- [Prompt] Extract all lines in the data that contain the word "averages".

- [Input material]
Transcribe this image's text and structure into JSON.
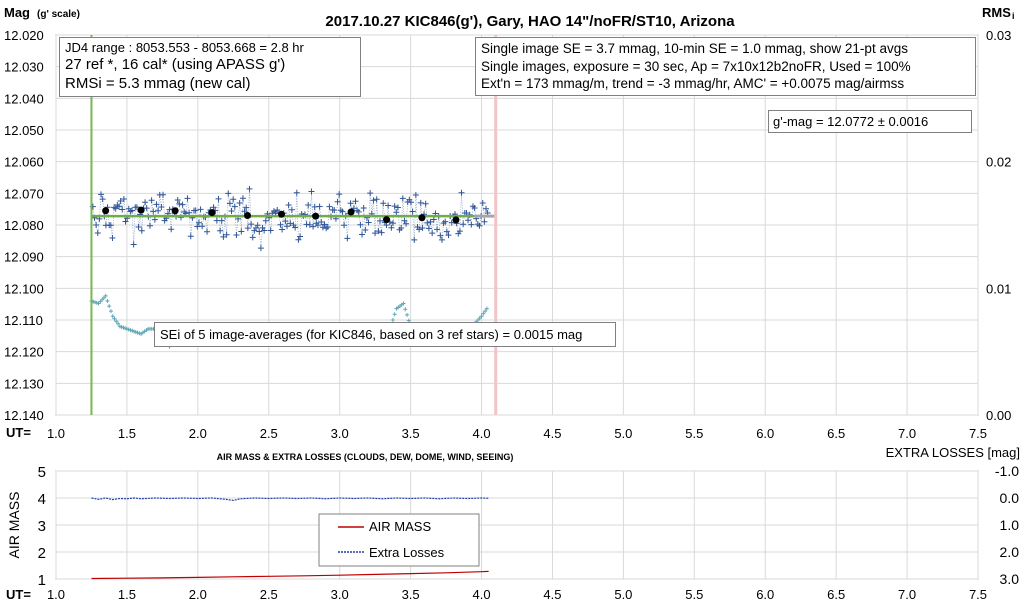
{
  "colors": {
    "ref_line": "#77b755",
    "cut_line": "#f4c4c4",
    "data_points": "#2f5597",
    "avg_points": "#000000",
    "fit_line": "#70ad47",
    "rms_points": "#5fa7b5",
    "air_mass": "#c00000",
    "extra_losses": "#1f3fa8",
    "grid": "#d9d9d9"
  },
  "header": {
    "title": "2017.10.27  KIC846(g'),  Gary, HAO 14\"/noFR/ST10,  Arizona",
    "ylabel_left": "Mag",
    "ylabel_left_sub": "(g' scale)",
    "ylabel_right": "RMS",
    "ylabel_right_sub": "i",
    "ut_label": "UT="
  },
  "info_left": {
    "line1": "JD4 range : 8053.553 - 8053.668 =  2.8  hr",
    "line2": "27 ref *, 16 cal* (using APASS g')",
    "line3": "RMSi = 5.3 mmag (new cal)"
  },
  "info_right": {
    "line1": "Single image SE = 3.7 mmag, 10-min SE = 1.0 mmag, show  21-pt avgs",
    "line2": "Single images, exposure = 30 sec, Ap = 7x10x12b2noFR,  Used = 100%",
    "line3": "Ext'n = 173 mmag/m, trend =  -3 mmag/hr, AMC' = +0.0075 mag/airmss"
  },
  "gmag_box": "g'-mag = 12.0772 ± 0.0016",
  "sei_box": "SEi of 5 image-averages (for KIC846, based on 3 ref stars) = 0.0015  mag",
  "lower": {
    "title": "AIR MASS & EXTRA LOSSES (CLOUDS, DEW, DOME, WIND, SEEING)",
    "ylabel_left": "AIR MASS",
    "ylabel_right": "EXTRA LOSSES [mag]",
    "ut_label": "UT=",
    "legend": [
      "AIR MASS",
      "Extra Losses"
    ]
  },
  "chart_data": [
    {
      "type": "scatter",
      "title": "2017.10.27  KIC846(g'),  Gary, HAO 14\"/noFR/ST10,  Arizona",
      "xlim": [
        1.0,
        7.5
      ],
      "x_ticks": [
        "1.0",
        "1.5",
        "2.0",
        "2.5",
        "3.0",
        "3.5",
        "4.0",
        "4.5",
        "5.0",
        "5.5",
        "6.0",
        "6.5",
        "7.0",
        "7.5"
      ],
      "ylim": [
        12.02,
        12.14
      ],
      "y_inverted": true,
      "y_ticks": [
        "12.020",
        "12.030",
        "12.040",
        "12.050",
        "12.060",
        "12.070",
        "12.080",
        "12.090",
        "12.100",
        "12.110",
        "12.120",
        "12.130",
        "12.140"
      ],
      "y2lim": [
        0.0,
        0.03
      ],
      "y2_ticks": [
        "0.00",
        "0.01",
        "0.02",
        "0.03"
      ],
      "grid": true,
      "data_start": 1.25,
      "data_end": 4.05,
      "ref_line_x": 1.25,
      "cut_line_x": 4.1,
      "fit_mag": 12.0772,
      "averages": {
        "x": [
          1.35,
          1.6,
          1.84,
          2.1,
          2.35,
          2.59,
          2.83,
          3.08,
          3.33,
          3.58,
          3.82
        ],
        "y": [
          12.0755,
          12.0753,
          12.0755,
          12.0761,
          12.077,
          12.0766,
          12.0772,
          12.0759,
          12.0783,
          12.0777,
          12.0784
        ]
      },
      "rms_envelope": {
        "x": [
          1.25,
          1.3,
          1.35,
          1.4,
          1.45,
          1.5,
          1.55,
          1.6,
          1.65,
          1.7,
          1.75,
          1.8,
          1.85,
          1.9,
          1.95,
          2.0,
          2.05,
          2.1,
          2.15,
          2.2,
          2.25,
          2.3,
          2.35,
          2.4,
          2.45,
          2.5,
          2.55,
          2.6,
          2.65,
          2.7,
          2.75,
          2.8,
          2.85,
          2.9,
          2.95,
          3.0,
          3.05,
          3.1,
          3.15,
          3.2,
          3.25,
          3.3,
          3.35,
          3.4,
          3.45,
          3.5,
          3.55,
          3.6,
          3.65,
          3.7,
          3.75,
          3.8,
          3.85,
          3.9,
          3.95,
          4.0,
          4.05
        ],
        "y": [
          0.009,
          0.0088,
          0.0094,
          0.0078,
          0.007,
          0.0068,
          0.0066,
          0.0064,
          0.0068,
          0.0068,
          0.006,
          0.0054,
          0.0062,
          0.007,
          0.0066,
          0.0058,
          0.0062,
          0.0064,
          0.0062,
          0.0066,
          0.0068,
          0.0064,
          0.006,
          0.0058,
          0.0064,
          0.0062,
          0.0058,
          0.006,
          0.0064,
          0.0062,
          0.0066,
          0.0064,
          0.006,
          0.0058,
          0.0064,
          0.0068,
          0.007,
          0.0066,
          0.0064,
          0.007,
          0.0068,
          0.0066,
          0.0066,
          0.0084,
          0.0088,
          0.007,
          0.0066,
          0.0064,
          0.0062,
          0.006,
          0.0056,
          0.0068,
          0.0064,
          0.0058,
          0.0072,
          0.0078,
          0.0086
        ]
      }
    },
    {
      "type": "line",
      "title": "AIR MASS & EXTRA LOSSES (CLOUDS, DEW, DOME, WIND, SEEING)",
      "xlim": [
        1.0,
        7.5
      ],
      "x_ticks": [
        "1.0",
        "1.5",
        "2.0",
        "2.5",
        "3.0",
        "3.5",
        "4.0",
        "4.5",
        "5.0",
        "5.5",
        "6.0",
        "6.5",
        "7.0",
        "7.5"
      ],
      "ylim": [
        1,
        5
      ],
      "y_ticks": [
        "1",
        "2",
        "3",
        "4",
        "5"
      ],
      "y2lim": [
        3.0,
        -1.0
      ],
      "y2_ticks": [
        "-1.0",
        "0.0",
        "1.0",
        "2.0",
        "3.0"
      ],
      "legend_position": "center",
      "series": [
        {
          "name": "AIR MASS",
          "x": [
            1.25,
            1.5,
            1.75,
            2.0,
            2.25,
            2.5,
            2.75,
            3.0,
            3.25,
            3.5,
            3.75,
            4.0,
            4.05
          ],
          "y": [
            1.02,
            1.03,
            1.04,
            1.06,
            1.08,
            1.1,
            1.12,
            1.14,
            1.17,
            1.2,
            1.23,
            1.27,
            1.28
          ]
        },
        {
          "name": "Extra Losses",
          "x": [
            1.25,
            1.3,
            1.35,
            1.4,
            1.45,
            1.5,
            1.55,
            1.6,
            1.7,
            1.8,
            1.9,
            2.0,
            2.1,
            2.2,
            2.25,
            2.3,
            2.4,
            2.5,
            2.6,
            2.7,
            2.8,
            2.9,
            3.0,
            3.1,
            3.2,
            3.3,
            3.4,
            3.5,
            3.6,
            3.7,
            3.8,
            3.9,
            4.0,
            4.05
          ],
          "y": [
            0.0,
            0.05,
            0.0,
            0.06,
            0.02,
            0.03,
            0.0,
            0.03,
            0.0,
            0.02,
            0.0,
            0.02,
            0.0,
            0.05,
            0.09,
            0.03,
            0.0,
            0.02,
            0.0,
            0.02,
            0.0,
            0.03,
            0.0,
            0.02,
            0.0,
            0.03,
            0.0,
            0.02,
            0.0,
            0.03,
            0.0,
            0.02,
            0.0,
            0.01
          ]
        }
      ]
    }
  ]
}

- [Answer to this task]
  "sei_box": "SEi of 5 image-averages (for KIC846, based on 3 ref stars) = 0.0015  mag",
      "averages": {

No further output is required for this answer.